Prompt: From the listing below, extract each line containing the string "answer".

[begin Task inputs]

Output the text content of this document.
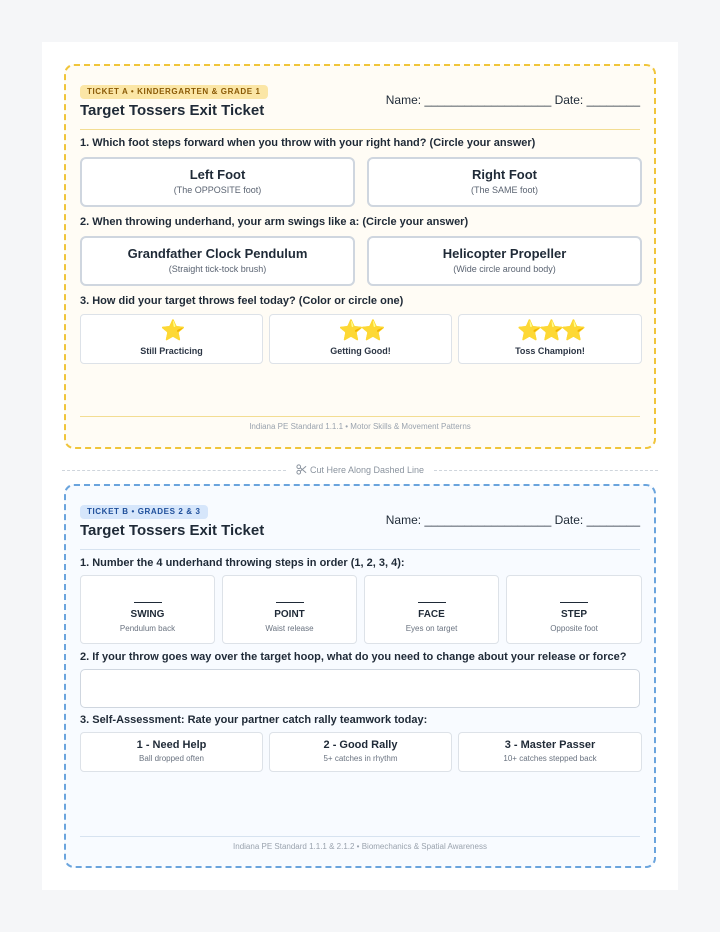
TICKET A • KINDERGARTEN & GRADE 1
Target Tossers Exit Ticket
Name: ___________________ Date: ________
1. Which foot steps forward when you throw with your right hand? (Circle your answer)
Left Foot
(The OPPOSITE foot)
Right Foot
(The SAME foot)
2. When throwing underhand, your arm swings like a: (Circle your answer)
Grandfather Clock Pendulum
(Straight tick-tock brush)
Helicopter Propeller
(Wide circle around body)
3. How did your target throws feel today? (Color or circle one)
⭐
Still Practicing
⭐⭐
Getting Good!
⭐⭐⭐
Toss Champion!
Indiana PE Standard 1.1.1 • Motor Skills & Movement Patterns
Cut Here Along Dashed Line
TICKET B • GRADES 2 & 3
Target Tossers Exit Ticket
Name: ___________________ Date: ________
1. Number the 4 underhand throwing steps in order (1, 2, 3, 4):
SWING
Pendulum back
POINT
Waist release
FACE
Eyes on target
STEP
Opposite foot
2. If your throw goes way over the target hoop, what do you need to change about your release or force?
3. Self-Assessment: Rate your partner catch rally teamwork today:
1 - Need Help
Ball dropped often
2 - Good Rally
5+ catches in rhythm
3 - Master Passer
10+ catches stepped back
Indiana PE Standard 1.1.1 & 2.1.2 • Biomechanics & Spatial Awareness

[end Task inputs]

Full response:
1. Which foot steps forward when you throw with your right hand? (Circle your answer)
2. When throwing underhand, your arm swings like a: (Circle your answer)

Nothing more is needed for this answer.